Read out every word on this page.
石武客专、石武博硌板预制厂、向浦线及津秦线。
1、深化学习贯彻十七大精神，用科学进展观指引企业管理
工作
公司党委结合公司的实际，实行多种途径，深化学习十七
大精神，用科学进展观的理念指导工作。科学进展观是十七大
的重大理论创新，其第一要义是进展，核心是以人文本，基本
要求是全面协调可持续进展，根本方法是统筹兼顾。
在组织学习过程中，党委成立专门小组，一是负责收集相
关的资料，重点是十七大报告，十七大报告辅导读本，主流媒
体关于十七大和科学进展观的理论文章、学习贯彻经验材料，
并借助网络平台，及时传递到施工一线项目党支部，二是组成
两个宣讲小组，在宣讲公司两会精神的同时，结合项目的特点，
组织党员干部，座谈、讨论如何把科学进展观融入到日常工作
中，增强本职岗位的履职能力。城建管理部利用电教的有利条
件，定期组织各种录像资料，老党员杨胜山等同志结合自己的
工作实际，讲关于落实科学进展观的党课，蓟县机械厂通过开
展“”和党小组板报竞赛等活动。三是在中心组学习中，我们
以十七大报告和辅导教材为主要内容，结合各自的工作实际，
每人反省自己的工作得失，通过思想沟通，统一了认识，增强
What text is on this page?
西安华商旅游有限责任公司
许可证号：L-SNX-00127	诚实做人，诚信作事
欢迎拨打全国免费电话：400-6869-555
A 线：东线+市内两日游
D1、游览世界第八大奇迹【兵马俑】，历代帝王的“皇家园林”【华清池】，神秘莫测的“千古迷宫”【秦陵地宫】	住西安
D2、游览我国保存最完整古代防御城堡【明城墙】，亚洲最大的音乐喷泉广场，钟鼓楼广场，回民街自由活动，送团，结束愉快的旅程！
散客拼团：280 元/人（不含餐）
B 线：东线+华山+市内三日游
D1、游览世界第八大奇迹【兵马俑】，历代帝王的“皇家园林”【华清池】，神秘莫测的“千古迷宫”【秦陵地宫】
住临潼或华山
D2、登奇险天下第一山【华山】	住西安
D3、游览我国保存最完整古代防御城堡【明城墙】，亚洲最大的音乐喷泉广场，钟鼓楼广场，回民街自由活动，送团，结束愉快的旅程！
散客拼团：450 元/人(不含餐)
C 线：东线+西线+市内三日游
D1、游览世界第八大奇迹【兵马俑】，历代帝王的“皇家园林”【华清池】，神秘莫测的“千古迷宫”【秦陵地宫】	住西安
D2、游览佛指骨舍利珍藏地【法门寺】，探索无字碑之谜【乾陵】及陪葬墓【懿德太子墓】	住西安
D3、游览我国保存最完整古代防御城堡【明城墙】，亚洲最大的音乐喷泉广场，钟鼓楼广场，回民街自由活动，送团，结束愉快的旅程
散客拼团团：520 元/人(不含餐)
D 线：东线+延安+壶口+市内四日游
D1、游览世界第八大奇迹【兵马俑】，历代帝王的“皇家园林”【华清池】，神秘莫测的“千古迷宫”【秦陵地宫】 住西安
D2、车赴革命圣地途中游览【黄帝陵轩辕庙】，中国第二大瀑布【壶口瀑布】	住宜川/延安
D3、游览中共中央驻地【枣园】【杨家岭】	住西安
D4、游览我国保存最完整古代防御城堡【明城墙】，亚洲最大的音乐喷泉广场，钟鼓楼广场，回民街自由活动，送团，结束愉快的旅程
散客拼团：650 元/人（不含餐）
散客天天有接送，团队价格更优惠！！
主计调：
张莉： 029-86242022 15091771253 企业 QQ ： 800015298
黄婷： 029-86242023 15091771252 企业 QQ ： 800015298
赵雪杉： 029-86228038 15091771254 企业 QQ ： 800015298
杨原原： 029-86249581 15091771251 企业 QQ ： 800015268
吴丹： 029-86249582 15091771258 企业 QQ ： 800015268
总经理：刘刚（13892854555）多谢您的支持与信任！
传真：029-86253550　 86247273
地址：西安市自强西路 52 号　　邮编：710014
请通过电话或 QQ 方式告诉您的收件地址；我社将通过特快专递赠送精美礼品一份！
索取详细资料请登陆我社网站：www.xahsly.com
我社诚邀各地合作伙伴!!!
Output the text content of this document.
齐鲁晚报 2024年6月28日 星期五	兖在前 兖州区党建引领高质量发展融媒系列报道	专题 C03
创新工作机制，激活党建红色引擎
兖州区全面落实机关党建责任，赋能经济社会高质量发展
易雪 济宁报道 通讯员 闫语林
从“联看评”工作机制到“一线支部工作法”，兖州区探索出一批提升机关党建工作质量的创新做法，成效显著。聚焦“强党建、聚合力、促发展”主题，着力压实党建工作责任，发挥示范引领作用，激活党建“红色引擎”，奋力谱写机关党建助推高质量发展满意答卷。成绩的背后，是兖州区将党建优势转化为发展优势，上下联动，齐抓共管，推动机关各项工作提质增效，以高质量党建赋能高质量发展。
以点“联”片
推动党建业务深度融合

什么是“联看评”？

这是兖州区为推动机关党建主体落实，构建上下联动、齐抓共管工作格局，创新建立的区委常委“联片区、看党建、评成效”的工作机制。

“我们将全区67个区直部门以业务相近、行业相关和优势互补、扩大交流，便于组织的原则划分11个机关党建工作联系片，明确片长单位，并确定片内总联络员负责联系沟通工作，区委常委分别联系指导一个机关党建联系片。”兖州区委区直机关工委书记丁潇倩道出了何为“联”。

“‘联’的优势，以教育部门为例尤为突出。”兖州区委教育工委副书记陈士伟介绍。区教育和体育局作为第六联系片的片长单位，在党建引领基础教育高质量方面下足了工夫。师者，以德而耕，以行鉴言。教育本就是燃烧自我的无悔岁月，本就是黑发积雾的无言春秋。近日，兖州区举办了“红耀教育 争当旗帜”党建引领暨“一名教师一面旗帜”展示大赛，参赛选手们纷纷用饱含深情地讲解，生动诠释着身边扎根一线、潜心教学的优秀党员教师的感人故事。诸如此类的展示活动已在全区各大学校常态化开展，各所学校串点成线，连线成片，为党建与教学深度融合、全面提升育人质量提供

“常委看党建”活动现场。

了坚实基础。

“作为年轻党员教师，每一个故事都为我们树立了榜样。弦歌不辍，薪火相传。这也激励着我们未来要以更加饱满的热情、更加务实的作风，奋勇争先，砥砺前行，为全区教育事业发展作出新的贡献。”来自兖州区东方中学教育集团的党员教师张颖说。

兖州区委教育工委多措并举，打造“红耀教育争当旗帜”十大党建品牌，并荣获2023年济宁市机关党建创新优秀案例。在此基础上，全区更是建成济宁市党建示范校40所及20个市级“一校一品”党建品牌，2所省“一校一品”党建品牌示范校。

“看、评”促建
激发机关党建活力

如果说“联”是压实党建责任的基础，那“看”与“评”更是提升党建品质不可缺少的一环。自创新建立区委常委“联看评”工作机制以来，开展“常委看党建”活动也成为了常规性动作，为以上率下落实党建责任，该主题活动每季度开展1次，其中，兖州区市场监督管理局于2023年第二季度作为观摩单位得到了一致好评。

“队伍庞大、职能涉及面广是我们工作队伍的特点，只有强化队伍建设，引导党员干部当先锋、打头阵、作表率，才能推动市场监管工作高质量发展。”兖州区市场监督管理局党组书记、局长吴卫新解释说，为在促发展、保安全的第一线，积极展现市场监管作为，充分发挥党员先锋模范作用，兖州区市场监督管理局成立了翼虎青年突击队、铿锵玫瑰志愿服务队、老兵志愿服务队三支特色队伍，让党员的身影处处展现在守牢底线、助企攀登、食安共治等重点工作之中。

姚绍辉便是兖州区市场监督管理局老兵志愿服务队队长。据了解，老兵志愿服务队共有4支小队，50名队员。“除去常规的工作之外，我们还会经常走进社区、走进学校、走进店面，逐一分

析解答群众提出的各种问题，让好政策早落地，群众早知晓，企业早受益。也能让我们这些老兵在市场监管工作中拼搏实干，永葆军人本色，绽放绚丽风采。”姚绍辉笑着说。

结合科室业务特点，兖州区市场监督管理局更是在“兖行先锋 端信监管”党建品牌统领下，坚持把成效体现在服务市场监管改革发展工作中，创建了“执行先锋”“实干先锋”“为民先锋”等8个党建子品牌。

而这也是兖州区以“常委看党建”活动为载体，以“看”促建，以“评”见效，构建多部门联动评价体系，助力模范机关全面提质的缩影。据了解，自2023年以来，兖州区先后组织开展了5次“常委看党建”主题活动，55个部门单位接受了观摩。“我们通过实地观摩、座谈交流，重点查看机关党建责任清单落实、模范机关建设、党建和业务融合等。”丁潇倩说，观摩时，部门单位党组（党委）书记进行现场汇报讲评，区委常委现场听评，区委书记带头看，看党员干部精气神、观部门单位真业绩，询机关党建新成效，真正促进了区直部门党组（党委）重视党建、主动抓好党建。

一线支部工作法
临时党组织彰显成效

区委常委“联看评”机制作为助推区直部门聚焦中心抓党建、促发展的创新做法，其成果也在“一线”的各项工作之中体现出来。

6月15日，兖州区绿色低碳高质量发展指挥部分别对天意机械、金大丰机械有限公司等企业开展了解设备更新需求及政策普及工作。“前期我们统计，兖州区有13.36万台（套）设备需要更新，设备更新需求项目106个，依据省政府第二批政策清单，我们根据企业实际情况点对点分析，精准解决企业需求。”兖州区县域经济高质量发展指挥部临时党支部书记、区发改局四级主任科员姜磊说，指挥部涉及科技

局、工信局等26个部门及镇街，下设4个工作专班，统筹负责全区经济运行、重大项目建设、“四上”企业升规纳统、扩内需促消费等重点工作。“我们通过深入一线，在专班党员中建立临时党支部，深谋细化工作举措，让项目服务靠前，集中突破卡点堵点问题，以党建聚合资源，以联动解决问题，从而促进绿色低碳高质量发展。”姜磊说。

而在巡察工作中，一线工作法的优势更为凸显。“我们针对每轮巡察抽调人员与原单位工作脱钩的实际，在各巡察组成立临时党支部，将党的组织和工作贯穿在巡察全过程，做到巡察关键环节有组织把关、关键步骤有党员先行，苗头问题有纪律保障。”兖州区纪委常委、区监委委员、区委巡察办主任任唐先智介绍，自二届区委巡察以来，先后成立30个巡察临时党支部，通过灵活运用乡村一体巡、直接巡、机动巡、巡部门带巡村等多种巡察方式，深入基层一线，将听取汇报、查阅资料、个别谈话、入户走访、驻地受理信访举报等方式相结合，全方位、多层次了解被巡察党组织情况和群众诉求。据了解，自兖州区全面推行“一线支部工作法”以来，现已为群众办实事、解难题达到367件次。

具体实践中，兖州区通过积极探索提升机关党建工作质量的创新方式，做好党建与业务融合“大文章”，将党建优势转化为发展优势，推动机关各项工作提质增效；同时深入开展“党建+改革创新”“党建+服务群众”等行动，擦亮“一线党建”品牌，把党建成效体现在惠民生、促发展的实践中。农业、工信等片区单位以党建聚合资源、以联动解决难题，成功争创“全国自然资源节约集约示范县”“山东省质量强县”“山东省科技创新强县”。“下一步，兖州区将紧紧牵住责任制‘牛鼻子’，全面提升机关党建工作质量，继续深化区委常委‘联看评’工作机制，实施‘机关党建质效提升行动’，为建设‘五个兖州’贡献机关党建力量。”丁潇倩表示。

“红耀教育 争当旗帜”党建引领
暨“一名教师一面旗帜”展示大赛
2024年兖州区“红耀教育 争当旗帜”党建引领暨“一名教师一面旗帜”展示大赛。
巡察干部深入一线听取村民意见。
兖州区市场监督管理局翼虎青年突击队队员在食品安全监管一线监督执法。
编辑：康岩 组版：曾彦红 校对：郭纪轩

┄┄┄┄┄┄┄┄┄┄┄┄┄┄┄┄┄┄┄┄

Do this - Extract all lines of the records above that include "游览世界第八大奇迹".

Expected answer -
D1、游览世界第八大奇迹【兵马俑】，历代帝王的“皇家园林”【华清池】，神秘莫测的“千古迷宫”【秦陵地宫】	住西安
D1、游览世界第八大奇迹【兵马俑】，历代帝王的“皇家园林”【华清池】，神秘莫测的“千古迷宫”【秦陵地宫】
D1、游览世界第八大奇迹【兵马俑】，历代帝王的“皇家园林”【华清池】，神秘莫测的“千古迷宫”【秦陵地宫】	住西安
D1、游览世界第八大奇迹【兵马俑】，历代帝王的“皇家园林”【华清池】，神秘莫测的“千古迷宫”【秦陵地宫】 住西安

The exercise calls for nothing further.